Data supplied =>
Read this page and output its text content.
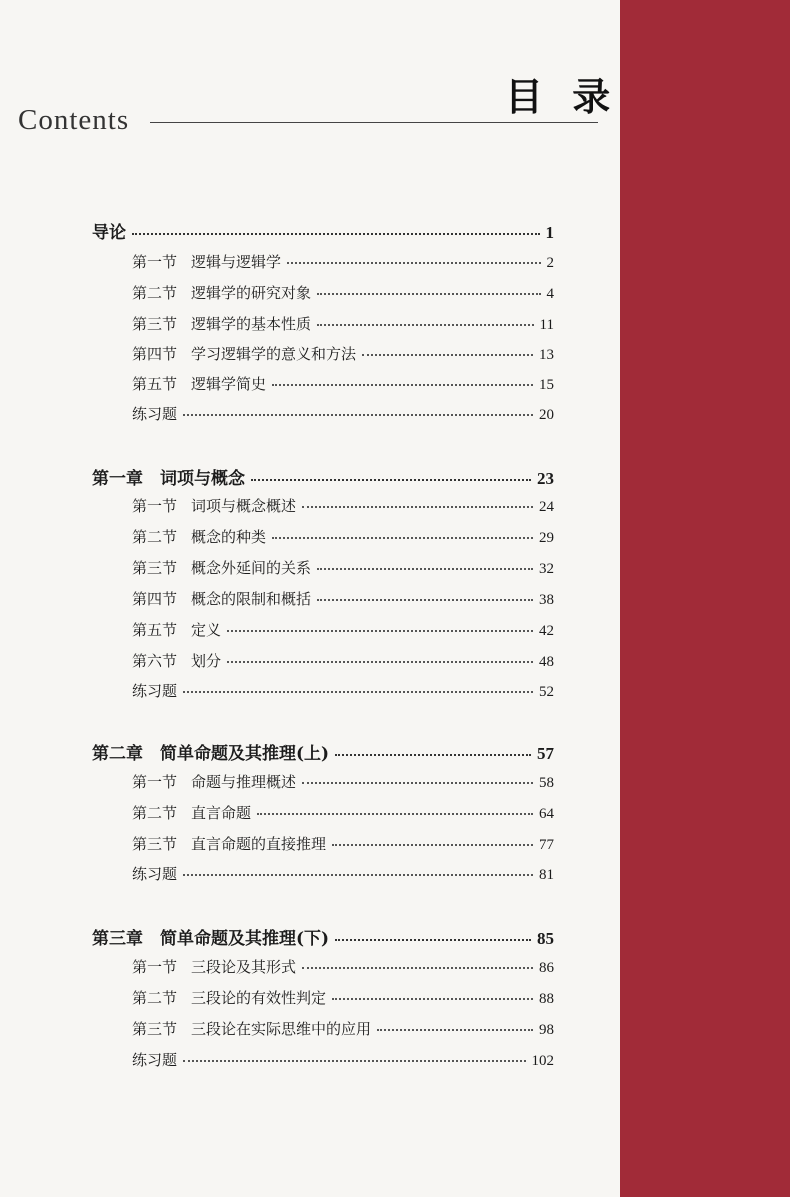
目 录
Contents
导论	1
第一节 逻辑与逻辑学	2
第二节 逻辑学的研究对象	4
第三节 逻辑学的基本性质	11
第四节 学习逻辑学的意义和方法	13
第五节 逻辑学简史	15
练习题	20
第一章　词项与概念	23
第一节 词项与概念概述	24
第二节 概念的种类	29
第三节 概念外延间的关系	32
第四节 概念的限制和概括	38
第五节 定义	42
第六节 划分	48
练习题	52
第二章　简单命题及其推理(上)	57
第一节 命题与推理概述	58
第二节 直言命题	64
第三节 直言命题的直接推理	77
练习题	81
第三章　简单命题及其推理(下)	85
第一节 三段论及其形式	86
第二节 三段论的有效性判定	88
第三节 三段论在实际思维中的应用	98
练习题	102
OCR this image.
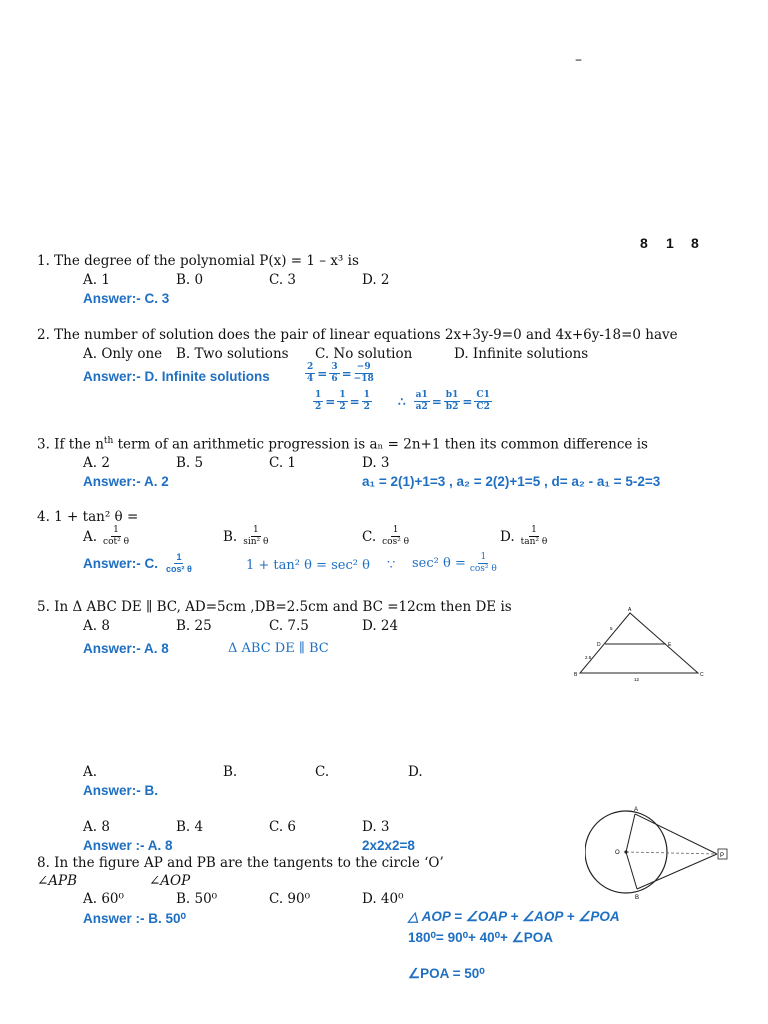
–
8 1 8
1. The degree of the polynomial P(x) = 1 – x³ is
A. 1	B. 0	C. 3	D. 2
Answer:- C. 3
2. The number of solution does the pair of linear equations 2x+3y-9=0 and 4x+6y-18=0 have
A. Only one B. Two solutions C. No solution	D. Infinite solutions
Answer:- D. Infinite solutions	$\frac{2}{4} = \frac{3}{6} = \frac{-9}{-18}$
$\frac{1}{2} = \frac{1}{2} = \frac{1}{2}$ ∴ $\frac{a1}{a2} = \frac{b1}{b2} = \frac{C1}{C2}$
3. If the $n^{th}$ term of an arithmetic progression is aₙ = 2n+1 then its common difference is
A. 2	B. 5	C. 1	D. 3
Answer:- A. 2	a₁ = 2(1)+1=3 , a₂ = 2(2)+1=5 , d= a₂ - a₁ = 5-2=3
4. 1 + tan² θ =
A. $\frac{1}{\text{cot² θ}}$	B. $\frac{1}{\text{sin² θ}}$	C. $\frac{1}{\text{cos² θ}}$	D. $\frac{1}{\text{tan² θ}}$
Answer:- C. $\frac{1}{\text{cos² θ}}$	1 + tan² θ = sec² θ ∵ sec² $\theta = \frac{1}{\text{cos² θ}}$
5. In Δ ABC DE ∥ BC, AD=5cm ,DB=2.5cm and BC =12cm then DE is
A. 8	B. 25	C. 7.5	D. 24
Answer:- A. 8	Δ ABC DE ∥ BC
A
D	E
B	C
5
2.5
12
A.	B.	C.	D.
Answer:- B.
A. 8	B. 4	C. 6	D. 3
Answer :- A. 8	2x2x2=8
8. In the figure AP and PB are the tangents to the circle ‘O’
∠APB	∠AOP
A. 60⁰	B. 50⁰	C. 90⁰	D. 40⁰
Answer :- B. 50⁰	△ AOP = ∠OAP + ∠AOP + ∠POA
180⁰= 90⁰+ 40⁰+ ∠POA
∠POA = 50⁰
P
A
O
B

Problem details => Pictures in the records above are not copied; print everything else exactly.

Correct response =>
Read this page and output its text content.
目 录
Contents
导论	1
第一节 逻辑与逻辑学	2
第二节 逻辑学的研究对象	4
第三节 逻辑学的基本性质	11
第四节 学习逻辑学的意义和方法	13
第五节 逻辑学简史	15
练习题	20
第一章　词项与概念	23
第一节 词项与概念概述	24
第二节 概念的种类	29
第三节 概念外延间的关系	32
第四节 概念的限制和概括	38
第五节 定义	42
第六节 划分	48
练习题	52
第二章　简单命题及其推理(上)	57
第一节 命题与推理概述	58
第二节 直言命题	64
第三节 直言命题的直接推理	77
练习题	81
第三章　简单命题及其推理(下)	85
第一节 三段论及其形式	86
第二节 三段论的有效性判定	88
第三节 三段论在实际思维中的应用	98
练习题	102
OCR this image.
–
8 1 8
1. The degree of the polynomial P(x) = 1 – x³ is
A. 1	B. 0	C. 3	D. 2
Answer:- C. 3
2. The number of solution does the pair of linear equations 2x+3y-9=0 and 4x+6y-18=0 have
A. Only one B. Two solutions C. No solution	D. Infinite solutions
Answer:- D. Infinite solutions	$\frac{2}{4} = \frac{3}{6} = \frac{-9}{-18}$
$\frac{1}{2} = \frac{1}{2} = \frac{1}{2}$ ∴ $\frac{a1}{a2} = \frac{b1}{b2} = \frac{C1}{C2}$
3. If the $n^{th}$ term of an arithmetic progression is aₙ = 2n+1 then its common difference is
A. 2	B. 5	C. 1	D. 3
Answer:- A. 2	a₁ = 2(1)+1=3 , a₂ = 2(2)+1=5 , d= a₂ - a₁ = 5-2=3
4. 1 + tan² θ =
A. $\frac{1}{\text{cot² θ}}$	B. $\frac{1}{\text{sin² θ}}$	C. $\frac{1}{\text{cos² θ}}$	D. $\frac{1}{\text{tan² θ}}$
Answer:- C. $\frac{1}{\text{cos² θ}}$	1 + tan² θ = sec² θ ∵ sec² $\theta = \frac{1}{\text{cos² θ}}$
5. In Δ ABC DE ∥ BC, AD=5cm ,DB=2.5cm and BC =12cm then DE is
A. 8	B. 25	C. 7.5	D. 24
Answer:- A. 8	Δ ABC DE ∥ BC
A
D	E
B	C
5
2.5
12
A.	B.	C.	D.
Answer:- B.
A. 8	B. 4	C. 6	D. 3
Answer :- A. 8	2x2x2=8
8. In the figure AP and PB are the tangents to the circle ‘O’
∠APB	∠AOP
A. 60⁰	B. 50⁰	C. 90⁰	D. 40⁰
Answer :- B. 50⁰	△ AOP = ∠OAP + ∠AOP + ∠POA
180⁰= 90⁰+ 40⁰+ ∠POA
∠POA = 50⁰
P
A
O
B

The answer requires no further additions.